* _Input records_:
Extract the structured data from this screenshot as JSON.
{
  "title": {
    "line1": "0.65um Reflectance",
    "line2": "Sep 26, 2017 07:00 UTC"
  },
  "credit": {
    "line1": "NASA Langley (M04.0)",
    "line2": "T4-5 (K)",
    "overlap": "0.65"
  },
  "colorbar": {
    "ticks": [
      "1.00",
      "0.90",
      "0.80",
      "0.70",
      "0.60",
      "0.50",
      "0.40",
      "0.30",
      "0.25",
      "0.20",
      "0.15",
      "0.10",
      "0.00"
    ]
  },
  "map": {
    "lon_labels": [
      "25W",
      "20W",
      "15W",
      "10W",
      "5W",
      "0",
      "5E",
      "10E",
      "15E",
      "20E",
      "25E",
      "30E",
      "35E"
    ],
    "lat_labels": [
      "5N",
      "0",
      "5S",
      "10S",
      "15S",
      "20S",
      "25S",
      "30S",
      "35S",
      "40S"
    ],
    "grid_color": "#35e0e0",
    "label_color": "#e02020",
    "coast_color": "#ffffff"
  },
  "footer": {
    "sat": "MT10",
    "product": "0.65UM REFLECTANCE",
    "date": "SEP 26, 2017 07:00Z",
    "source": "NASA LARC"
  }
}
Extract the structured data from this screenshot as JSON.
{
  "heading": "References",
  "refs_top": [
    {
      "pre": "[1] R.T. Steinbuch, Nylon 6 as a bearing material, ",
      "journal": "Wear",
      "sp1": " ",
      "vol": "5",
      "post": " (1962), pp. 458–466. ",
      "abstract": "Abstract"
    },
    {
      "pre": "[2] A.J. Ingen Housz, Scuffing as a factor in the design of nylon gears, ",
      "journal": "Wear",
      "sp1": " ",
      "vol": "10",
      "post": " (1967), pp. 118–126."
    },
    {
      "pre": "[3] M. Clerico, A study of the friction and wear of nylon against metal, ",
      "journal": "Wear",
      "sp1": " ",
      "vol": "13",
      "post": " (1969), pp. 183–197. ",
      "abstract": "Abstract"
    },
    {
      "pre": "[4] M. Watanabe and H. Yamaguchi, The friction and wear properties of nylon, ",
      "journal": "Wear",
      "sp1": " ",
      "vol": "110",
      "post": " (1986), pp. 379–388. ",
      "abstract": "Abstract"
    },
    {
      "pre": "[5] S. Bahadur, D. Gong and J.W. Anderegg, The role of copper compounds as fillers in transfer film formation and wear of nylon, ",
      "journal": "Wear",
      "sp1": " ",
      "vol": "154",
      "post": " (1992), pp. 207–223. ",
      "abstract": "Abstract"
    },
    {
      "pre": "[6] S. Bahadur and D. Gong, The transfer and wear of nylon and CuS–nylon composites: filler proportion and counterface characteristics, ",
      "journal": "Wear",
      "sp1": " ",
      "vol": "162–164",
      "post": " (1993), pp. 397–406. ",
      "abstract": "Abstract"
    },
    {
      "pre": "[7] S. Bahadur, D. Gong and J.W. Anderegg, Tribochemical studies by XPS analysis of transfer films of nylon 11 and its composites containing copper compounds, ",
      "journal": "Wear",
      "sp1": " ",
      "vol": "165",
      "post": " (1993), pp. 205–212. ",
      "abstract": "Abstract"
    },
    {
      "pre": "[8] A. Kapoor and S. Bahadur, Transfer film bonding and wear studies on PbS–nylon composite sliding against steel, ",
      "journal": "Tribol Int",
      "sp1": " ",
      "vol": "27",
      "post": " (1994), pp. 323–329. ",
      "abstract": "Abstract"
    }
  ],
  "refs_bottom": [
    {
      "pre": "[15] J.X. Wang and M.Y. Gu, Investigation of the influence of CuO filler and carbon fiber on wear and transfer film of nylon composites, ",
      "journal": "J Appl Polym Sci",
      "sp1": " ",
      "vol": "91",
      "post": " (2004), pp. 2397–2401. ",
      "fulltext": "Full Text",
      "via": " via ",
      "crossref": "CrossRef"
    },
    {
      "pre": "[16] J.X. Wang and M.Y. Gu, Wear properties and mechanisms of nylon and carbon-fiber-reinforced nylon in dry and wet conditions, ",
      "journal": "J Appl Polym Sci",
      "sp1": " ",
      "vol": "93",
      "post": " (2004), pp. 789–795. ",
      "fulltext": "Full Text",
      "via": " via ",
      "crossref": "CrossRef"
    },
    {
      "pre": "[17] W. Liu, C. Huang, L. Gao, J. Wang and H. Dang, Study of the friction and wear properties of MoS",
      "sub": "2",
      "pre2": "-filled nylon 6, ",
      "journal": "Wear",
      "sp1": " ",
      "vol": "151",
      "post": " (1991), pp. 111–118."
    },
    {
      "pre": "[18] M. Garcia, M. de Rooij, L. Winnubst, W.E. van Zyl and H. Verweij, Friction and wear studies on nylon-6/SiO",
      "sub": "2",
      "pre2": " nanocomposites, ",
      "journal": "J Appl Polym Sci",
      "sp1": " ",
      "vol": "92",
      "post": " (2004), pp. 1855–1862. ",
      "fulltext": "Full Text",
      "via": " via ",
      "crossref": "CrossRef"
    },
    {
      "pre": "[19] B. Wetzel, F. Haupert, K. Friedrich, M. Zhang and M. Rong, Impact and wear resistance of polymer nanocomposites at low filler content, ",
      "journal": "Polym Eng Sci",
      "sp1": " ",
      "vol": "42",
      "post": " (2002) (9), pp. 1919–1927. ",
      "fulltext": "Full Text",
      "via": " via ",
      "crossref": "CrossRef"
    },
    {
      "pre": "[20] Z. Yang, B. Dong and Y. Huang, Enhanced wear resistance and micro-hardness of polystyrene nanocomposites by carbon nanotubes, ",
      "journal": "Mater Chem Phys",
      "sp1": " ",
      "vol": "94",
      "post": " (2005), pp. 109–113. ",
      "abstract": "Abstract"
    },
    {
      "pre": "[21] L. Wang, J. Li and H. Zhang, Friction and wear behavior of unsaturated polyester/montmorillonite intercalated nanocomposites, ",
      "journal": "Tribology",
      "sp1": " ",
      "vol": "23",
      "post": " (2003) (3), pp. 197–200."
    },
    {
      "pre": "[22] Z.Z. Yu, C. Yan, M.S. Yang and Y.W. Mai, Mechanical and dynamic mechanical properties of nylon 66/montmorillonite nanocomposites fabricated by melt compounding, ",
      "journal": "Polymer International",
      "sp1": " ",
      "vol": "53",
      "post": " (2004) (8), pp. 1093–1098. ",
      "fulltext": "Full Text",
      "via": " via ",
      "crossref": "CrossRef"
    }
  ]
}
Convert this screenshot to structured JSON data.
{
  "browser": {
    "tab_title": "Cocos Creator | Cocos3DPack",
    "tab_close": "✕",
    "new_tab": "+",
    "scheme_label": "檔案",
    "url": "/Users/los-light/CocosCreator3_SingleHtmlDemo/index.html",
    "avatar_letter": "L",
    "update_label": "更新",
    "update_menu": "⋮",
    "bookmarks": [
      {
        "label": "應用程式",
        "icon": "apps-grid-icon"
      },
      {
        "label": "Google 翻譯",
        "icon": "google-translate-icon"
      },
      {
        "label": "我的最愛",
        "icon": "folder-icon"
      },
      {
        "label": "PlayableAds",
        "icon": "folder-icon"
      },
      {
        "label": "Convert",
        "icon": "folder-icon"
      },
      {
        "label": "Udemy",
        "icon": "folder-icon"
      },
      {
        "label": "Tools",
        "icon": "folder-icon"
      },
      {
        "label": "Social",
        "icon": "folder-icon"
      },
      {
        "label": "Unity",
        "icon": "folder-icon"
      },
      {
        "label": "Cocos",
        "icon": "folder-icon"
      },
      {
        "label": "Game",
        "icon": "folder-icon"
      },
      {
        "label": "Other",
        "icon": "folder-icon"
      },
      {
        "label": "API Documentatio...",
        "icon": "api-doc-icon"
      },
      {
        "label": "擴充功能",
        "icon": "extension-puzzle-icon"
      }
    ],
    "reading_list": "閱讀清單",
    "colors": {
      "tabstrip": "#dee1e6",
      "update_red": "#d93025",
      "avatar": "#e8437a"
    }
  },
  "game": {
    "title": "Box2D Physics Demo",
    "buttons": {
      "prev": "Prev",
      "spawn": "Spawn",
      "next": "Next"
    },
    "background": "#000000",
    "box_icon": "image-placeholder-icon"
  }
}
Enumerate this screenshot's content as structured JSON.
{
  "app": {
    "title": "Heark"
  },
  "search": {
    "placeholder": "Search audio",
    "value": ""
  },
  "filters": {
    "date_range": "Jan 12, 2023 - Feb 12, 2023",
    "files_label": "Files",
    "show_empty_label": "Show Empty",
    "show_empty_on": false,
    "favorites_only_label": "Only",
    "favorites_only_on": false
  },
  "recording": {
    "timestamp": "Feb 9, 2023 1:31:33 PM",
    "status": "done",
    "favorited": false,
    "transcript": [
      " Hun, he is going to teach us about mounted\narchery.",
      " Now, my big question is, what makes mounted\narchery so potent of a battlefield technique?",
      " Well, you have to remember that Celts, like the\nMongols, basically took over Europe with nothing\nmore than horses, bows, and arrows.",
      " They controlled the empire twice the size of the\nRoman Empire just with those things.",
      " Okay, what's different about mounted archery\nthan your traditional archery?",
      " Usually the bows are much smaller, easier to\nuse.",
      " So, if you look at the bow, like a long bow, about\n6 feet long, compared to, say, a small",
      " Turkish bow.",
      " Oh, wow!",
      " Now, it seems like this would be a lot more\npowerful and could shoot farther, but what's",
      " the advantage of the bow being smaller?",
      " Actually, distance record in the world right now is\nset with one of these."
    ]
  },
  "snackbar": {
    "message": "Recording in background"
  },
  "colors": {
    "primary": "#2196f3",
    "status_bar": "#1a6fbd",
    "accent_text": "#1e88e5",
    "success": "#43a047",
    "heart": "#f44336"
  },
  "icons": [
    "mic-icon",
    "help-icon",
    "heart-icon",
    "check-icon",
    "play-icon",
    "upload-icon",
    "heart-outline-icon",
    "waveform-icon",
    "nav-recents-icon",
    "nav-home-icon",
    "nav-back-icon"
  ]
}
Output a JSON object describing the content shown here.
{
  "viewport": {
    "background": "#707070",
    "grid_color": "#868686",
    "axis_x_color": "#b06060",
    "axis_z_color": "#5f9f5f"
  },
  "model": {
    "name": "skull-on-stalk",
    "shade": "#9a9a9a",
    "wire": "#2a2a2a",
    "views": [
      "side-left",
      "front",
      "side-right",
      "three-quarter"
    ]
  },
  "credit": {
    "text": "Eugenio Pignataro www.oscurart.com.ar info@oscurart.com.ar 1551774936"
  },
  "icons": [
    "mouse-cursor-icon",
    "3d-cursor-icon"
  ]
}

* _Instructions to follow_: Only the lines from the one containing "Output a JSON" through the end of the entries above belong in the answer; repeat them exactly.

* _Output of the task_:
Output a JSON object describing the content shown here.
{
  "viewport": {
    "background": "#707070",
    "grid_color": "#868686",
    "axis_x_color": "#b06060",
    "axis_z_color": "#5f9f5f"
  },
  "model": {
    "name": "skull-on-stalk",
    "shade": "#9a9a9a",
    "wire": "#2a2a2a",
    "views": [
      "side-left",
      "front",
      "side-right",
      "three-quarter"
    ]
  },
  "credit": {
    "text": "Eugenio Pignataro www.oscurart.com.ar info@oscurart.com.ar 1551774936"
  },
  "icons": [
    "mouse-cursor-icon",
    "3d-cursor-icon"
  ]
}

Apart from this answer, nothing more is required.